— START OF Available records —

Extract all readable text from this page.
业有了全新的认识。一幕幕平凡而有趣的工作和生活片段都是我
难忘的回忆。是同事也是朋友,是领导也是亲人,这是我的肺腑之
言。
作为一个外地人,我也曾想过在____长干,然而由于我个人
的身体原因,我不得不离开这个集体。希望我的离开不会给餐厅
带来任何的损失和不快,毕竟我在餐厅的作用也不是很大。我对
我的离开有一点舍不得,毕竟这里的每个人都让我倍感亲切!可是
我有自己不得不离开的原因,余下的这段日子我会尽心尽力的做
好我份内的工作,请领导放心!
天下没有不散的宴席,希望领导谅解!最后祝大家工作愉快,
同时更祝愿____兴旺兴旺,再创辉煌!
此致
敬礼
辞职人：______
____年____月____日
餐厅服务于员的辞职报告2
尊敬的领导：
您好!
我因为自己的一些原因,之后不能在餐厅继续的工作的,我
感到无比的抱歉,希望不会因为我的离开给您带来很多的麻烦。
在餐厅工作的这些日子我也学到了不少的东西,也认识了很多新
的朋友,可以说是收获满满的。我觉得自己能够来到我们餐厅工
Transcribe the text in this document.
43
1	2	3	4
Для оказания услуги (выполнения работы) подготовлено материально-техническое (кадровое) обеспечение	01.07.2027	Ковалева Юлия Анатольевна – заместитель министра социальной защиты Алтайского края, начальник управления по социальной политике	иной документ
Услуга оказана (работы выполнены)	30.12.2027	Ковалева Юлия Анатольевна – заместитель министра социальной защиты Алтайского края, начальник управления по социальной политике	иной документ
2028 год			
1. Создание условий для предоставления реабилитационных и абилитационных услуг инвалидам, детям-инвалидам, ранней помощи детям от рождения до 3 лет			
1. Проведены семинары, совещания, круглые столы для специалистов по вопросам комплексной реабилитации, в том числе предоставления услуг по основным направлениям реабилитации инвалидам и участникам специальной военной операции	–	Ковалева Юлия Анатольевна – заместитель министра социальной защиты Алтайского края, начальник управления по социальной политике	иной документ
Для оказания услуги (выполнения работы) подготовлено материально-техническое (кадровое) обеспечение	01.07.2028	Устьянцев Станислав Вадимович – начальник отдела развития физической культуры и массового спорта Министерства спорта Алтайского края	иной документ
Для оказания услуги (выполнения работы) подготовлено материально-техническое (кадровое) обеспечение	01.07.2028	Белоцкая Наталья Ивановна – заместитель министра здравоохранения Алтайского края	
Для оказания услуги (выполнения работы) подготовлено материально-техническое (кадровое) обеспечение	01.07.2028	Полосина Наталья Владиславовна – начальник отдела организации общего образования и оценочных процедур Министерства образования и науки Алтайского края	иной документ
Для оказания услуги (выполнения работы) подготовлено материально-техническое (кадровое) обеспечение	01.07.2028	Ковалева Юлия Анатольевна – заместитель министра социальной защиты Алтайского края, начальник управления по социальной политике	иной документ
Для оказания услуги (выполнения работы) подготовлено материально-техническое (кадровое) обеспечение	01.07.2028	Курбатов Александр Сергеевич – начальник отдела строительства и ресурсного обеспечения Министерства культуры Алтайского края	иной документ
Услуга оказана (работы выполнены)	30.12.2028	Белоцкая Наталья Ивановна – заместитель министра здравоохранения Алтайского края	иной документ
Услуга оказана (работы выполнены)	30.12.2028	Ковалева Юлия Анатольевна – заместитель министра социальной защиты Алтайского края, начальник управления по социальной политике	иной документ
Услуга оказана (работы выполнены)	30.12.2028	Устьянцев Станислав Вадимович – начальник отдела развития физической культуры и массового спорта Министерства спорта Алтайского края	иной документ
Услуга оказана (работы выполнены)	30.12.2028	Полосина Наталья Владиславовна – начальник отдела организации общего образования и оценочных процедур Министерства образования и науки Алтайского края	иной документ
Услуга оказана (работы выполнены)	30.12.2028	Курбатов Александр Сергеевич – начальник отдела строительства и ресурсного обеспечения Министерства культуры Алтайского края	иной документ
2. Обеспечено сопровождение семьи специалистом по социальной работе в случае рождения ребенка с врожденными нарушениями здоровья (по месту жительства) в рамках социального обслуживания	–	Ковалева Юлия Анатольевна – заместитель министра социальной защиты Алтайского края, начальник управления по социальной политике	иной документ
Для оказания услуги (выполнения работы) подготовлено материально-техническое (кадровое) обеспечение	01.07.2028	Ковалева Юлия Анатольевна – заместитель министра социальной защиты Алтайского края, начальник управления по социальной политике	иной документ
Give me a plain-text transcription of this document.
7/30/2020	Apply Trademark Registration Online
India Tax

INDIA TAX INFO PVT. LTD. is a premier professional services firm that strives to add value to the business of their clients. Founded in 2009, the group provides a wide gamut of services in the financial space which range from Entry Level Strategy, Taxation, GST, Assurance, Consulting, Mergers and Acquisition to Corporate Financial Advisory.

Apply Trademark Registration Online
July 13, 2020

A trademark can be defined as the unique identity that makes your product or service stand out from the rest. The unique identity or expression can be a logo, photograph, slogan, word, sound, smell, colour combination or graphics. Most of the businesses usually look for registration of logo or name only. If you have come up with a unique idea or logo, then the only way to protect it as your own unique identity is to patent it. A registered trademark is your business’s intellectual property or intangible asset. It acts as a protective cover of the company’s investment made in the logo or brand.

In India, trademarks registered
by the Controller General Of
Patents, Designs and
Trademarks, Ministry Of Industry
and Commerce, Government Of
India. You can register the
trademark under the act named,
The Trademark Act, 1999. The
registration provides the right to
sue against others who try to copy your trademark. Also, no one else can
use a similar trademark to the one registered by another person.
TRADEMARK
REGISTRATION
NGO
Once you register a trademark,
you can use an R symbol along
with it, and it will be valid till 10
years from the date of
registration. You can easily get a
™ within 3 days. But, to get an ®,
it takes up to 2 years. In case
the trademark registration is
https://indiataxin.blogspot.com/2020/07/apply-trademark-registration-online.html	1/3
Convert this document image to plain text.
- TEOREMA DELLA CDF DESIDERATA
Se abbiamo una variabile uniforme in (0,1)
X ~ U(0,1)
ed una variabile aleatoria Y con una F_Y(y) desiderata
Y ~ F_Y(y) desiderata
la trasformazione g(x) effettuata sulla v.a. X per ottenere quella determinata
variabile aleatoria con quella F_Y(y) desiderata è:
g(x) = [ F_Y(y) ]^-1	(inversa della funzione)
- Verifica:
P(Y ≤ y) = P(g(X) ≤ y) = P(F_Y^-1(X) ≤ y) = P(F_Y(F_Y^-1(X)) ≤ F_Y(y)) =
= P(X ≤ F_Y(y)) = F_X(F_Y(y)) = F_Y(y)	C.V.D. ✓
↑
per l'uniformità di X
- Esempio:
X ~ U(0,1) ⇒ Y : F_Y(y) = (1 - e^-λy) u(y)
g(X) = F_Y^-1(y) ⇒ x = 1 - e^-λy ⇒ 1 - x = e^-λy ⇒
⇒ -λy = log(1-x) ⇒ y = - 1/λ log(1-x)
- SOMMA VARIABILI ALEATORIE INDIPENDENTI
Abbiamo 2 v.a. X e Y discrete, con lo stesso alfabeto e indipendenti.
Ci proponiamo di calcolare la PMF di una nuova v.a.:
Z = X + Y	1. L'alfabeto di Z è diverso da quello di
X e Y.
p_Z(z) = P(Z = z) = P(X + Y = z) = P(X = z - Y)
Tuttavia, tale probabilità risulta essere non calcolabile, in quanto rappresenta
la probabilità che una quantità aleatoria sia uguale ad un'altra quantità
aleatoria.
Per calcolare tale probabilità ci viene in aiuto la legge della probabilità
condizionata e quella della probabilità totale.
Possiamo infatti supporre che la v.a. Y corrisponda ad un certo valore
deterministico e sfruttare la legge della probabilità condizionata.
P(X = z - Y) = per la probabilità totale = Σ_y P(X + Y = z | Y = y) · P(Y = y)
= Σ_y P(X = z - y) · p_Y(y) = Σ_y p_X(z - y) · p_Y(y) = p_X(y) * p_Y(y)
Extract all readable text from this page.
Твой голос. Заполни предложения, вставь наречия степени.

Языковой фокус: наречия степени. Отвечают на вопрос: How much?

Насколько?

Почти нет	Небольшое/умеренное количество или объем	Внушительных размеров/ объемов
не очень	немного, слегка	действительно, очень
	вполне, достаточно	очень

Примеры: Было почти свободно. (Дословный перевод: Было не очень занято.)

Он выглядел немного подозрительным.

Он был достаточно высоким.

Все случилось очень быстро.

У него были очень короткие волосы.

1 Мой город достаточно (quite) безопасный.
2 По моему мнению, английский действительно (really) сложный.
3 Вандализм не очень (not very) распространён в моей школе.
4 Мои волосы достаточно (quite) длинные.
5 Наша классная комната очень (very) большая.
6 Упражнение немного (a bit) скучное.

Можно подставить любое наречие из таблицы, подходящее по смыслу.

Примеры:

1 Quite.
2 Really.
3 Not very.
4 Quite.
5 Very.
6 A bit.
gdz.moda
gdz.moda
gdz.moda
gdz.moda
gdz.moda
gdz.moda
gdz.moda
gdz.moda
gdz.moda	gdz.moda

— END OF Available records —

» **Aim of the task**
Collect from the data above every line that includes "Станислав".

» **Right answer**
Для оказания услуги (выполнения работы) подготовлено материально-техническое (кадровое) обеспечение	01.07.2028	Устьянцев Станислав Вадимович – начальник отдела развития физической культуры и массового спорта Министерства спорта Алтайского края	иной документ
Услуга оказана (работы выполнены)	30.12.2028	Устьянцев Станислав Вадимович – начальник отдела развития физической культуры и массового спорта Министерства спорта Алтайского края	иной документ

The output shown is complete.